[Stored entries]
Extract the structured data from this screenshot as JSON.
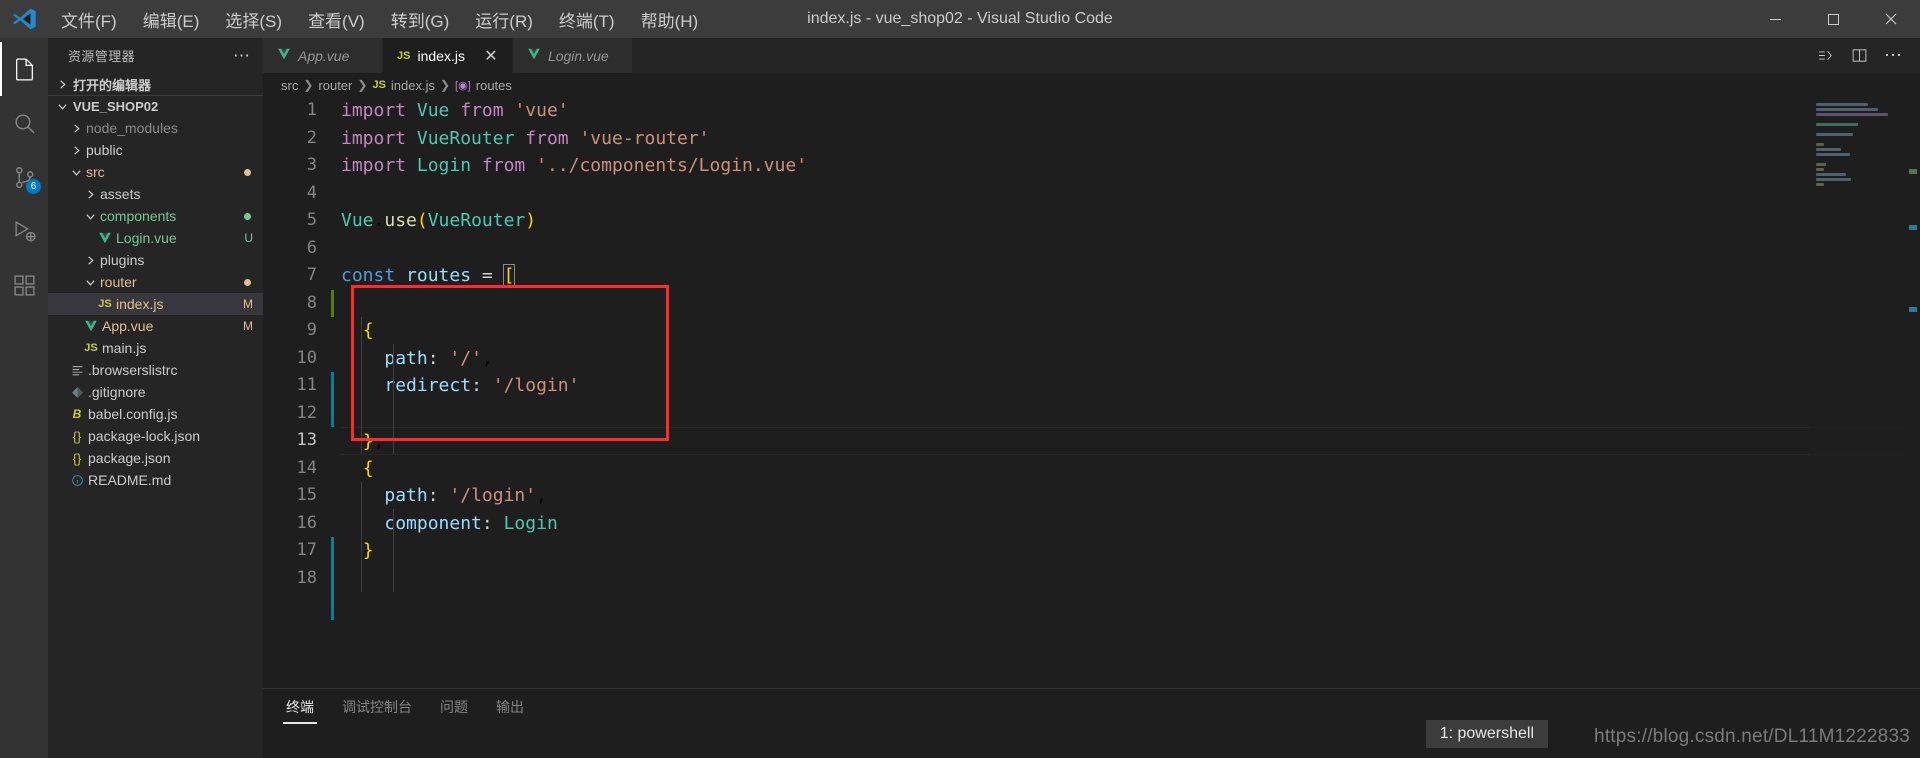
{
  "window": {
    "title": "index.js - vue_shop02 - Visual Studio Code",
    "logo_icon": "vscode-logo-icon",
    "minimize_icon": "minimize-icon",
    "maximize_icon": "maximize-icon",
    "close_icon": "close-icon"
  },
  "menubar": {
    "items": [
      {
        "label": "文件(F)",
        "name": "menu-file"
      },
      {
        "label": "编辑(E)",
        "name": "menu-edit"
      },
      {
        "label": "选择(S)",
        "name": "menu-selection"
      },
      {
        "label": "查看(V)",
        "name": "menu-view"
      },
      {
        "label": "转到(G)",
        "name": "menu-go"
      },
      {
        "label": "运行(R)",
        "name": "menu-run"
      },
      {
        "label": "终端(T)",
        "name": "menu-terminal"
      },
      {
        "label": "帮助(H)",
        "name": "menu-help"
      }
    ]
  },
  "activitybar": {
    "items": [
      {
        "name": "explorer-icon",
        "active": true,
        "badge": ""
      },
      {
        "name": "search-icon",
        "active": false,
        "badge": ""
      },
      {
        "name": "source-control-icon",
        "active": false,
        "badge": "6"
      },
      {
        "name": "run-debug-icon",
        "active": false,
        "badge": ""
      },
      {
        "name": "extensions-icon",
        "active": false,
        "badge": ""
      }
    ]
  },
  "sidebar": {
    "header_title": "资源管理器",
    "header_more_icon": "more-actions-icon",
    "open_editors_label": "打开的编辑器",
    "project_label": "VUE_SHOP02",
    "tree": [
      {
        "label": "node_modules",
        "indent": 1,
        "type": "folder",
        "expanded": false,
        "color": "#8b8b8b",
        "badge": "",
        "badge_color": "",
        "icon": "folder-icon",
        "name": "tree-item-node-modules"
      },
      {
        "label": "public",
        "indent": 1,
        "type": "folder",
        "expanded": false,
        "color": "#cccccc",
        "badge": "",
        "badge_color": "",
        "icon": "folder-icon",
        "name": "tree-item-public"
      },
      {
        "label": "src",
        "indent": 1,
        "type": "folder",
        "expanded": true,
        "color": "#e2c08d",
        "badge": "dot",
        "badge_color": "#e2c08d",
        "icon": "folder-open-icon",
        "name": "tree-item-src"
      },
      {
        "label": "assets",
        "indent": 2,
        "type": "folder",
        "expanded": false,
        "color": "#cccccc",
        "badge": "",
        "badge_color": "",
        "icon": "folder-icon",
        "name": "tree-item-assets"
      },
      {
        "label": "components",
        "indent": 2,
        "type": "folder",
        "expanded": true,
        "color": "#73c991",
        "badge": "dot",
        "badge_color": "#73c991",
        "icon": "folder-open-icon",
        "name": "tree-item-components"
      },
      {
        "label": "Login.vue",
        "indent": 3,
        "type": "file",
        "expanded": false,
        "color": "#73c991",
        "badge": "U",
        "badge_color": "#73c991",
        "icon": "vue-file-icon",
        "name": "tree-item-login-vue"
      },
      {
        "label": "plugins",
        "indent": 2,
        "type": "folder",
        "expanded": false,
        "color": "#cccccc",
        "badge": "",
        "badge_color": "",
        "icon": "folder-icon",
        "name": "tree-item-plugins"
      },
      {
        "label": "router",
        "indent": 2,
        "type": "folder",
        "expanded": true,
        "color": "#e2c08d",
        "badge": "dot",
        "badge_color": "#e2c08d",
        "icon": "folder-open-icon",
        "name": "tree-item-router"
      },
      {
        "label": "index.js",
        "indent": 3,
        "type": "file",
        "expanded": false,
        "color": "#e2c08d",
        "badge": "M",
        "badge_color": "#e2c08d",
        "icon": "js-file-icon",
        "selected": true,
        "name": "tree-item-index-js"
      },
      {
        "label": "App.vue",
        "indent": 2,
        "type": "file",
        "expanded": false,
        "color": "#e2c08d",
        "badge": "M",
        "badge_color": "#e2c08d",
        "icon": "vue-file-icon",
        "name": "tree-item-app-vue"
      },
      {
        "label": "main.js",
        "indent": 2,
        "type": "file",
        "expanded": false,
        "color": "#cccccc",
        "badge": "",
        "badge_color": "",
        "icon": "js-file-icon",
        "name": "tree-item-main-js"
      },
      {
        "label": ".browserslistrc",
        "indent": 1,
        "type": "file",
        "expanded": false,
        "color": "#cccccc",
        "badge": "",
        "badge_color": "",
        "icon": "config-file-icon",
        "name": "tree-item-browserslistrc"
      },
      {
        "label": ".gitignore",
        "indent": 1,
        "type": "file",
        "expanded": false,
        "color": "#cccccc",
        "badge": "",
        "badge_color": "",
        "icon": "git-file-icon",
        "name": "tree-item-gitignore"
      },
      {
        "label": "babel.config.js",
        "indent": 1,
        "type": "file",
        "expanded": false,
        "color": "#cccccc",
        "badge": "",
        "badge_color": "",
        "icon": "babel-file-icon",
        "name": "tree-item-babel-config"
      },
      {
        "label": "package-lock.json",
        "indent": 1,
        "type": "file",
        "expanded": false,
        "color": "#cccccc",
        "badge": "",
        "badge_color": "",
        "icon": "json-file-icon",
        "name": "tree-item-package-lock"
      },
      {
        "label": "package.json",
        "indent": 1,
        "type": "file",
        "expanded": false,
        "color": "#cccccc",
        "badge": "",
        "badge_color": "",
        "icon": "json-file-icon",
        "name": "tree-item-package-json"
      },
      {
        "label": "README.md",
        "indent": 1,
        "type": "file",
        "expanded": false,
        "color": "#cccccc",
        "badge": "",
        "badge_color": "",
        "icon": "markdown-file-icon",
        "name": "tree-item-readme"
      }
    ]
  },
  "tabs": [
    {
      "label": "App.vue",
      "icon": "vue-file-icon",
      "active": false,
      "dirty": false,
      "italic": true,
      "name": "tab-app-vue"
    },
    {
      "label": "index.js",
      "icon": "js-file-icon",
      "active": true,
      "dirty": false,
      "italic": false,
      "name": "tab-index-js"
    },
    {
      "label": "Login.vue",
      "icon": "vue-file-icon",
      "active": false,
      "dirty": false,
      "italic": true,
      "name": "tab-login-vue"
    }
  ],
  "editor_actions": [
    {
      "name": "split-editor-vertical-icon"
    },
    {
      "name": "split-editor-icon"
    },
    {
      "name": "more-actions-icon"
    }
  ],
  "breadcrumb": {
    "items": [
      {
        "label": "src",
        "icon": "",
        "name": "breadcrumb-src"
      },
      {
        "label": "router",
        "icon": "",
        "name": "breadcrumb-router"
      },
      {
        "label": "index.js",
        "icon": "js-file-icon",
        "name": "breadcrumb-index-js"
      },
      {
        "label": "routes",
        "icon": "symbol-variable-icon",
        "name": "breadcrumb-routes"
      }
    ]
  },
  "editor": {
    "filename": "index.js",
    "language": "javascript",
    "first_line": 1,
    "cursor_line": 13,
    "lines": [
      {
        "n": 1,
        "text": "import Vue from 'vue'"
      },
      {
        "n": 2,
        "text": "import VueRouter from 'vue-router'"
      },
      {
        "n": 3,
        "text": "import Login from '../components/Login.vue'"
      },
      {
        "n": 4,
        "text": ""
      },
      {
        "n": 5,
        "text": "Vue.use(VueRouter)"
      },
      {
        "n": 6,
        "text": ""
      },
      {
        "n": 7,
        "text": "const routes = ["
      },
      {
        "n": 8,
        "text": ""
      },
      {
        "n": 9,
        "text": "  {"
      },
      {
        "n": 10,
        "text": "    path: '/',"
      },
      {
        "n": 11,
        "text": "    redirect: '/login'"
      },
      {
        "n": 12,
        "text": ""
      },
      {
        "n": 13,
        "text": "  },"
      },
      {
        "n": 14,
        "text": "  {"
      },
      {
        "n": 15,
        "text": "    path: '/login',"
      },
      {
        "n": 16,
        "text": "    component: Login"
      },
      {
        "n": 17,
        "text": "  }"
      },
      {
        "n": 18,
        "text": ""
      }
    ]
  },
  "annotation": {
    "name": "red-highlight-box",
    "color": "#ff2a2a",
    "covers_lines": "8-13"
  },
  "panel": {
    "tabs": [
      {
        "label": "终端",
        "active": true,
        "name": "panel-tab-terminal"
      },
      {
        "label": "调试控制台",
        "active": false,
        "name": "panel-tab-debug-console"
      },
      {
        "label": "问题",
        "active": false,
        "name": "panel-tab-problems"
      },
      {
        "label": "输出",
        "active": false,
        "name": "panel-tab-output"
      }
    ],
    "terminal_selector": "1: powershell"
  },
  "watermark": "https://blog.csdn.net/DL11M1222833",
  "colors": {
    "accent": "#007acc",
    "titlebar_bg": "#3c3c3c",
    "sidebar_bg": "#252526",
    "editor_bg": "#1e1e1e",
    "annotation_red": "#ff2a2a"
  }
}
--
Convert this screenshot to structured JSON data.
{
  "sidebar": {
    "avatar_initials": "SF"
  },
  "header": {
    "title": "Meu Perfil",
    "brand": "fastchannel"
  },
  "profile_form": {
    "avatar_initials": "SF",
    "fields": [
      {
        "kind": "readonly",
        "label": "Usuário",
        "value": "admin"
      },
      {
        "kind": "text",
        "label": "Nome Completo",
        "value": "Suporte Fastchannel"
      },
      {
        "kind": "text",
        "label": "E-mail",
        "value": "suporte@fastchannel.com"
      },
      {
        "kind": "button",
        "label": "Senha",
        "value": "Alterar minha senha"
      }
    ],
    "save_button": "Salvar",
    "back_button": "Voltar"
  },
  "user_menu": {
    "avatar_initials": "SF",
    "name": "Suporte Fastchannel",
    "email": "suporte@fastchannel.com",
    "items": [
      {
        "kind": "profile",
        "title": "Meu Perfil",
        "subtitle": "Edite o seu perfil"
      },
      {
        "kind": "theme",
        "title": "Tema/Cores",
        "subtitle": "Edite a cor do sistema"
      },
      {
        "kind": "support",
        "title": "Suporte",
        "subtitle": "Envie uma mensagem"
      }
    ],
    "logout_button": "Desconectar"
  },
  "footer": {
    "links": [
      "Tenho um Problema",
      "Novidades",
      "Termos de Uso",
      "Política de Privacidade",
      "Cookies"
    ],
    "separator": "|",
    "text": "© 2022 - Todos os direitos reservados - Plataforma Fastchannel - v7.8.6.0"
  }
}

# What needs to be done
Give the number of lines above in which the word "structured" occurs, with nothing else.

# Full output
2